[Excerpted text]:
———

Mushroom Consumption Details: "What should I aim for?"

 

In the Singapore study, they specified the types of mushrooms:


"The questionnaire included six mushrooms that are commonly consumed in Singapore: 1) mushroom, golden; 2) mushroom, oyster; 3) mushroom, shiitake; 4) mushroom, white button; 5) mushroom, dried; 6) mushroom, button, canned, drained. For each item, the participants were asked to report the frequency of consumption at portion unit. A portion was defined as a standard serving, that is one three-quarter cup of cooked mushrooms with an average weight of around 150 g." (p. 2)

 

So based on these results, it would encourage us to eat a minimum of two portions of your preferred or a variety of mushrooms, per week, to reduce risks for cognitive decline and/or improve cognitive performance.  We should note that when the researchers speak of 'risk' they generally refer to relative risk, which means small incremental effects on overall absolute risk of a disease occurring. 

 

To clarify about the difference between relative and absolute risk: 

 

"Absolute risk is the actual risk of some event happening given the current exposure. For example, if 1 in 10 individuals with exposure develops the disease then the absolute risk of developing the disease with exposure is 10% or 1:10. If only 1 in 100 individuals without exposure develop the disease, then the absolute risk for developing the disease without exposure would be 1% or 1:100. Thus the relative risk of developing the disease would be 0.1 / 0.01 = 10. Therefore, an individual has a 10% chance of developing the disease with exposure (absolute risk), 1% chance of developing the disease without exposure (absolute risk), and they are 10 times more likely to develop the disease if they have exposure (relative risk)." (Tenny & Hoffman., n.d.)

———

[Document understanding data]:
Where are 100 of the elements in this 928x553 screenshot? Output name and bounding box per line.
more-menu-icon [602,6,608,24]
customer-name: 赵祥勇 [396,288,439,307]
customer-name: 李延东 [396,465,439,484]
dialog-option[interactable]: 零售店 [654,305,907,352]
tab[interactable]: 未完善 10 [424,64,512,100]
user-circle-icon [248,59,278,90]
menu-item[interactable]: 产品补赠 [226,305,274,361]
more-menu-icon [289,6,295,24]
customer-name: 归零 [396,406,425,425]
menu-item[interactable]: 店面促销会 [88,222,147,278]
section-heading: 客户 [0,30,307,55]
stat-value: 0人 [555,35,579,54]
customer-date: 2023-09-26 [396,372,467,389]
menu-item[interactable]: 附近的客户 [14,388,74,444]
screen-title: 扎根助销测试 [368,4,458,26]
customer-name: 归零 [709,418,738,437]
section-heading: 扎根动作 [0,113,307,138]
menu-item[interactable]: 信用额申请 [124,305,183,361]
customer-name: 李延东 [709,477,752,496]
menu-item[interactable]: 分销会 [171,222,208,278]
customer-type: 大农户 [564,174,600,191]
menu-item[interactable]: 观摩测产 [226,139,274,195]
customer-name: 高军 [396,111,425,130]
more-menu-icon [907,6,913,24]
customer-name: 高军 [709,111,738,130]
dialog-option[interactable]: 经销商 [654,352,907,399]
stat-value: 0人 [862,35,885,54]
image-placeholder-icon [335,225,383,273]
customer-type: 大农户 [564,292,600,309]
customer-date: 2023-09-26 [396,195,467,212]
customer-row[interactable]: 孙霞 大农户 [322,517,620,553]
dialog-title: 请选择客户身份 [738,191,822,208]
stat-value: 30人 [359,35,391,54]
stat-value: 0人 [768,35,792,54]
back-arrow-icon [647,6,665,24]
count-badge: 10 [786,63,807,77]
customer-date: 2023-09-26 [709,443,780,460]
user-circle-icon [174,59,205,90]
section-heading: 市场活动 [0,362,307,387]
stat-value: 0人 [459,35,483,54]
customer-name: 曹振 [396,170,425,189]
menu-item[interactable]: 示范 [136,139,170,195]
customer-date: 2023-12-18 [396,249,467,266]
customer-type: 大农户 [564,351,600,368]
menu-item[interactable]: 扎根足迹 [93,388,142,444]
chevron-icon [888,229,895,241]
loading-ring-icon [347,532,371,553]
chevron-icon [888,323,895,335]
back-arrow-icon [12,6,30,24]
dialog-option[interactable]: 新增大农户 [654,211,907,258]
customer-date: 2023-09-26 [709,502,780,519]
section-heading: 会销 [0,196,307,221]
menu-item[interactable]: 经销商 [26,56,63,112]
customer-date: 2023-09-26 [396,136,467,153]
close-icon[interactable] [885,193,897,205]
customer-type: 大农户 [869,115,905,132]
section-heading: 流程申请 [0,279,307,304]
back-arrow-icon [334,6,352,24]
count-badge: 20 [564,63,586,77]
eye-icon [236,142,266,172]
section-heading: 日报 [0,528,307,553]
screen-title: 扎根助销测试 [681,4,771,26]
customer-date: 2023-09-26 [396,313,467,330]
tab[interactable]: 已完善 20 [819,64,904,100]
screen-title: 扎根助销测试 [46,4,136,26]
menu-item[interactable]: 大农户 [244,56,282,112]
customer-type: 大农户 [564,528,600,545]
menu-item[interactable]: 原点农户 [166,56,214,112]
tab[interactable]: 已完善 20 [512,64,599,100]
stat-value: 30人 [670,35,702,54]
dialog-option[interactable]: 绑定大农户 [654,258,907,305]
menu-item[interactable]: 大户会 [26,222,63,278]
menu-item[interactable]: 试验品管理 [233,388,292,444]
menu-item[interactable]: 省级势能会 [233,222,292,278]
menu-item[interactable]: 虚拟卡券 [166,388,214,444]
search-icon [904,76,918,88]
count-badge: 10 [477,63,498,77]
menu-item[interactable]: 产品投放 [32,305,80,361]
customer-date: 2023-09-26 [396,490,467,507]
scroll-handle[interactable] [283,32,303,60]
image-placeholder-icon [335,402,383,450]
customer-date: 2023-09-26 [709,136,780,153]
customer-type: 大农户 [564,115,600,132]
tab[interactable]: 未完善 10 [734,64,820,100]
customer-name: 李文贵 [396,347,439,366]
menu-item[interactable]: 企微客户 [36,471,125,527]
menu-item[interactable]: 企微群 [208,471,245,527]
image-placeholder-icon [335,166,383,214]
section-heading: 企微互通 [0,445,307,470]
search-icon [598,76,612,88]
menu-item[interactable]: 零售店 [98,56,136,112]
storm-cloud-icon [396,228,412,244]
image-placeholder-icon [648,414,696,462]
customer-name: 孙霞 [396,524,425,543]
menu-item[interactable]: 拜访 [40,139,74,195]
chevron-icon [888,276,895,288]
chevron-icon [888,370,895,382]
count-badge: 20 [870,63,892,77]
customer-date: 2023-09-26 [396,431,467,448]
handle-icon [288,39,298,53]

———

[Parts of the exercise]:
- 1) Answer these questions from the mushroom consumption text:
(a) How many mushrooms did the Singapore questionnaire include?
(b) What was the average weight of one standard serving of cooked mushrooms?
(c) In the quoted example, how many times more likely is a person with exposure to develop the disease?
- 2) Transcribe the mushroom consumption text word for word, starting with "So based on" and going on through "a disease occurring.".
- 3) Go on with the mushroom consumption text from the point where it stops.

[Solved tasks]:
- 1)
(a) Six.
(b) Around 150 g.
(c) 10 times more likely.

- 2)
So based on these results, it would encourage us to eat a minimum of two portions of your preferred or a variety of mushrooms, per week, to reduce risks for cognitive decline and/or improve cognitive performance.  We should note that when the researchers speak of 'risk' they generally refer to relative risk, which means small incremental effects on overall absolute risk of a disease occurring.

- 3)
 

Summary 


They summarize: "Our cross-sectional data support the potential role of mushrooms and their bioactive compounds in delaying neurodegeneration."

 

So basically: drink tea, and eat fruits, vegetables, and mushrooms in abundance along with other healthy, organic, and fresh sources of fats and proteins to protect yourself from chronic and debilitating diseases.

 

 

 

 

 

References

 

Feng, L., Cheah, I. K. M., Ng, M. M. X., Li, J., Chan, S. M., Lim, S. L., ... & Halliwell, B. (2019). The Association between Mushroom Consumption and Mild Cognitive Impairment: A Community-Based Cross-Sectional Study in Singapore. Journal of Alzheimer's Disease, (Preprint), 1-7.

 

Nurk, E., Refsum, H., Drevon, C. A., Tell, G. S., Nygaard, H. A., Engedal, K., & Smith, A. D. (2010). Cognitive performance among the elderly in relation to the intake of plant foods. The Hordaland Health Study. British journal of nutrition, 104(8), 1190-1201.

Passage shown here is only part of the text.